:: Raw records ::
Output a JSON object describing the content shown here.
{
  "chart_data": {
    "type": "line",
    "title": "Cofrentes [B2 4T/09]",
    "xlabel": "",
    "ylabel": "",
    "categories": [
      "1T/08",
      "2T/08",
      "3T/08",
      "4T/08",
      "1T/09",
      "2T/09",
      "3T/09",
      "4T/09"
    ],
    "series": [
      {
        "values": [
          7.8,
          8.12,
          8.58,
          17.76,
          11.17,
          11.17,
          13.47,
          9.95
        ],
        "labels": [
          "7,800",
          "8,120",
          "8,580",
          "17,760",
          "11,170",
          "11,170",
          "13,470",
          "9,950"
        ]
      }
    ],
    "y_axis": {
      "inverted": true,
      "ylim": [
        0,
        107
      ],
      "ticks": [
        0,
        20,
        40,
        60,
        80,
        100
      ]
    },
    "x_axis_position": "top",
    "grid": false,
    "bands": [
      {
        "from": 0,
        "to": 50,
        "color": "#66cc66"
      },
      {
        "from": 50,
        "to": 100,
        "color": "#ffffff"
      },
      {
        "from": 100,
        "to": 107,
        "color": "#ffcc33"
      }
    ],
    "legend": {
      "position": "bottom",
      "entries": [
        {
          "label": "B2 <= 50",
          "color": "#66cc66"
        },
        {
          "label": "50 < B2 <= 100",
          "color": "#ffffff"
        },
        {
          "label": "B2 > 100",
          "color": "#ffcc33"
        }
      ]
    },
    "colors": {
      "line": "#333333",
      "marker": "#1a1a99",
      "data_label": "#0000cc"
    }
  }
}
:::
## Work instructions
Copy all the records above precisely.

## Answer for this exercise
Output a JSON object describing the content shown here.
{
  "chart_data": {
    "type": "line",
    "title": "Cofrentes [B2 4T/09]",
    "xlabel": "",
    "ylabel": "",
    "categories": [
      "1T/08",
      "2T/08",
      "3T/08",
      "4T/08",
      "1T/09",
      "2T/09",
      "3T/09",
      "4T/09"
    ],
    "series": [
      {
        "values": [
          7.8,
          8.12,
          8.58,
          17.76,
          11.17,
          11.17,
          13.47,
          9.95
        ],
        "labels": [
          "7,800",
          "8,120",
          "8,580",
          "17,760",
          "11,170",
          "11,170",
          "13,470",
          "9,950"
        ]
      }
    ],
    "y_axis": {
      "inverted": true,
      "ylim": [
        0,
        107
      ],
      "ticks": [
        0,
        20,
        40,
        60,
        80,
        100
      ]
    },
    "x_axis_position": "top",
    "grid": false,
    "bands": [
      {
        "from": 0,
        "to": 50,
        "color": "#66cc66"
      },
      {
        "from": 50,
        "to": 100,
        "color": "#ffffff"
      },
      {
        "from": 100,
        "to": 107,
        "color": "#ffcc33"
      }
    ],
    "legend": {
      "position": "bottom",
      "entries": [
        {
          "label": "B2 <= 50",
          "color": "#66cc66"
        },
        {
          "label": "50 < B2 <= 100",
          "color": "#ffffff"
        },
        {
          "label": "B2 > 100",
          "color": "#ffcc33"
        }
      ]
    },
    "colors": {
      "line": "#333333",
      "marker": "#1a1a99",
      "data_label": "#0000cc"
    }
  }
}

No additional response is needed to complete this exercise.